YOUR OBJECTIVE: Exclude the pictures and return every line exactly as written.

EXTRACTED ENTRIES:
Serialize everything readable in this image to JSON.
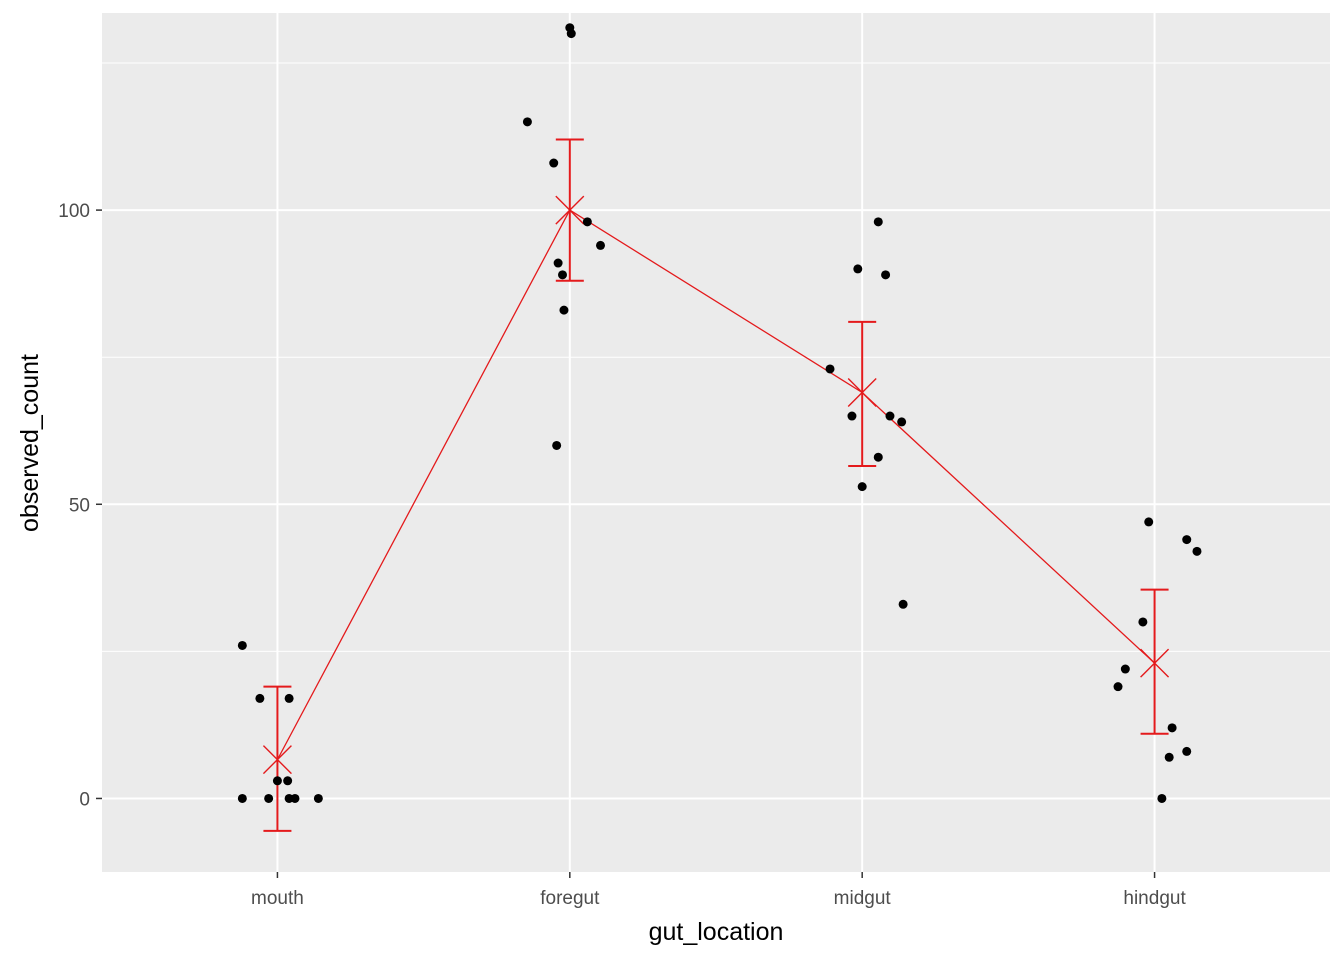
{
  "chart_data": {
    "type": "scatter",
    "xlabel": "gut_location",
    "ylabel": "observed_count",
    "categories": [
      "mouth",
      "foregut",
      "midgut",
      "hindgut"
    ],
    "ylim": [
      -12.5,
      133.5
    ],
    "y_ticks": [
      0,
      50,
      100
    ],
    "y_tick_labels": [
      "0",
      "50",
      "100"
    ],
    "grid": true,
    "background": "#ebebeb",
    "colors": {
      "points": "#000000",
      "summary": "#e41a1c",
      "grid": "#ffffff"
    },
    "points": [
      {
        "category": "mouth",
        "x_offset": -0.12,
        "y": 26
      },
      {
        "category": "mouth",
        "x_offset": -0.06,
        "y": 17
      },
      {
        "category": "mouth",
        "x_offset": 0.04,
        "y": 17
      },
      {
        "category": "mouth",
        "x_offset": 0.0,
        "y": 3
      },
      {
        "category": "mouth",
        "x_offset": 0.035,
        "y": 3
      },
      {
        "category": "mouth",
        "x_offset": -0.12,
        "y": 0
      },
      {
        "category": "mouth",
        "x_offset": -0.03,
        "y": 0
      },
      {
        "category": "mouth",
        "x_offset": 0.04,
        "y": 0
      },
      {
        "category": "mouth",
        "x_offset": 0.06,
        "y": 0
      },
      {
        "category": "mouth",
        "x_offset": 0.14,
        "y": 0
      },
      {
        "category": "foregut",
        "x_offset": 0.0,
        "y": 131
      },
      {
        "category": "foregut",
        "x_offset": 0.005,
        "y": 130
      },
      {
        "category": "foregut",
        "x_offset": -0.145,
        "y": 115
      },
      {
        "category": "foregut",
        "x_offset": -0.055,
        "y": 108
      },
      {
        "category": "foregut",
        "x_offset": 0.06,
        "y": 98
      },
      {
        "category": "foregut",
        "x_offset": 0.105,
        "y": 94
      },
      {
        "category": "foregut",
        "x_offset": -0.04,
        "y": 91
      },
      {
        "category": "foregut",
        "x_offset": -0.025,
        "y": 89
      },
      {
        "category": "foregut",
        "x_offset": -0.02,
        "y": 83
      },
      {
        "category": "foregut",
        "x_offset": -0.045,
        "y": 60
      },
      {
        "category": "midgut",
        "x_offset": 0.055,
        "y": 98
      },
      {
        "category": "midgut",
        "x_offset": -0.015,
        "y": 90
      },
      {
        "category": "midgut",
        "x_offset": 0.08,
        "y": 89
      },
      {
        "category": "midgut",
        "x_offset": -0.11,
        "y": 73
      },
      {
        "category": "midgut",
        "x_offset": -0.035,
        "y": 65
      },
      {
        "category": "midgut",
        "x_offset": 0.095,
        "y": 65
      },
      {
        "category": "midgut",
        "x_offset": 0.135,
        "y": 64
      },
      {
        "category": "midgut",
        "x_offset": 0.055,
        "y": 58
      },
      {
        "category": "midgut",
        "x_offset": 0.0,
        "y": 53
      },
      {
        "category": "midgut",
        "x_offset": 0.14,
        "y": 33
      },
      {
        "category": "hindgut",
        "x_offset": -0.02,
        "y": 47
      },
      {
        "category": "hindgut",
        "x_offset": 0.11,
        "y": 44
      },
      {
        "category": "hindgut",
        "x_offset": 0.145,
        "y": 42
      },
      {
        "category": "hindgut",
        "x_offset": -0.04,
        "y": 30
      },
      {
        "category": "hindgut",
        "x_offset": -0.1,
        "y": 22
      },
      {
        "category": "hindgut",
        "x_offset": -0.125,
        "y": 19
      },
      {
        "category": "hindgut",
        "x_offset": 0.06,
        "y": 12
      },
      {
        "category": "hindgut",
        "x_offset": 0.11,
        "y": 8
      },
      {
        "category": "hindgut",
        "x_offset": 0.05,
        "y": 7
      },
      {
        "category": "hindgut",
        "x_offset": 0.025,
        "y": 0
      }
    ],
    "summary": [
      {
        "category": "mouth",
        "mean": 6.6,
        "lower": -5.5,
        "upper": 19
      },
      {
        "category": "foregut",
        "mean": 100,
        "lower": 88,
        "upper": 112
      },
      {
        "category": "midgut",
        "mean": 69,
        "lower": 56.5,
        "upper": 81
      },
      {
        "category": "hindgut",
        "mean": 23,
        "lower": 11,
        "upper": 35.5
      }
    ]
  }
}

SOLUTION:
Serialize everything readable in this image to JSON.
{
  "chart_data": {
    "type": "scatter",
    "xlabel": "gut_location",
    "ylabel": "observed_count",
    "categories": [
      "mouth",
      "foregut",
      "midgut",
      "hindgut"
    ],
    "ylim": [
      -12.5,
      133.5
    ],
    "y_ticks": [
      0,
      50,
      100
    ],
    "y_tick_labels": [
      "0",
      "50",
      "100"
    ],
    "grid": true,
    "background": "#ebebeb",
    "colors": {
      "points": "#000000",
      "summary": "#e41a1c",
      "grid": "#ffffff"
    },
    "points": [
      {
        "category": "mouth",
        "x_offset": -0.12,
        "y": 26
      },
      {
        "category": "mouth",
        "x_offset": -0.06,
        "y": 17
      },
      {
        "category": "mouth",
        "x_offset": 0.04,
        "y": 17
      },
      {
        "category": "mouth",
        "x_offset": 0.0,
        "y": 3
      },
      {
        "category": "mouth",
        "x_offset": 0.035,
        "y": 3
      },
      {
        "category": "mouth",
        "x_offset": -0.12,
        "y": 0
      },
      {
        "category": "mouth",
        "x_offset": -0.03,
        "y": 0
      },
      {
        "category": "mouth",
        "x_offset": 0.04,
        "y": 0
      },
      {
        "category": "mouth",
        "x_offset": 0.06,
        "y": 0
      },
      {
        "category": "mouth",
        "x_offset": 0.14,
        "y": 0
      },
      {
        "category": "foregut",
        "x_offset": 0.0,
        "y": 131
      },
      {
        "category": "foregut",
        "x_offset": 0.005,
        "y": 130
      },
      {
        "category": "foregut",
        "x_offset": -0.145,
        "y": 115
      },
      {
        "category": "foregut",
        "x_offset": -0.055,
        "y": 108
      },
      {
        "category": "foregut",
        "x_offset": 0.06,
        "y": 98
      },
      {
        "category": "foregut",
        "x_offset": 0.105,
        "y": 94
      },
      {
        "category": "foregut",
        "x_offset": -0.04,
        "y": 91
      },
      {
        "category": "foregut",
        "x_offset": -0.025,
        "y": 89
      },
      {
        "category": "foregut",
        "x_offset": -0.02,
        "y": 83
      },
      {
        "category": "foregut",
        "x_offset": -0.045,
        "y": 60
      },
      {
        "category": "midgut",
        "x_offset": 0.055,
        "y": 98
      },
      {
        "category": "midgut",
        "x_offset": -0.015,
        "y": 90
      },
      {
        "category": "midgut",
        "x_offset": 0.08,
        "y": 89
      },
      {
        "category": "midgut",
        "x_offset": -0.11,
        "y": 73
      },
      {
        "category": "midgut",
        "x_offset": -0.035,
        "y": 65
      },
      {
        "category": "midgut",
        "x_offset": 0.095,
        "y": 65
      },
      {
        "category": "midgut",
        "x_offset": 0.135,
        "y": 64
      },
      {
        "category": "midgut",
        "x_offset": 0.055,
        "y": 58
      },
      {
        "category": "midgut",
        "x_offset": 0.0,
        "y": 53
      },
      {
        "category": "midgut",
        "x_offset": 0.14,
        "y": 33
      },
      {
        "category": "hindgut",
        "x_offset": -0.02,
        "y": 47
      },
      {
        "category": "hindgut",
        "x_offset": 0.11,
        "y": 44
      },
      {
        "category": "hindgut",
        "x_offset": 0.145,
        "y": 42
      },
      {
        "category": "hindgut",
        "x_offset": -0.04,
        "y": 30
      },
      {
        "category": "hindgut",
        "x_offset": -0.1,
        "y": 22
      },
      {
        "category": "hindgut",
        "x_offset": -0.125,
        "y": 19
      },
      {
        "category": "hindgut",
        "x_offset": 0.06,
        "y": 12
      },
      {
        "category": "hindgut",
        "x_offset": 0.11,
        "y": 8
      },
      {
        "category": "hindgut",
        "x_offset": 0.05,
        "y": 7
      },
      {
        "category": "hindgut",
        "x_offset": 0.025,
        "y": 0
      }
    ],
    "summary": [
      {
        "category": "mouth",
        "mean": 6.6,
        "lower": -5.5,
        "upper": 19
      },
      {
        "category": "foregut",
        "mean": 100,
        "lower": 88,
        "upper": 112
      },
      {
        "category": "midgut",
        "mean": 69,
        "lower": 56.5,
        "upper": 81
      },
      {
        "category": "hindgut",
        "mean": 23,
        "lower": 11,
        "upper": 35.5
      }
    ]
  }
}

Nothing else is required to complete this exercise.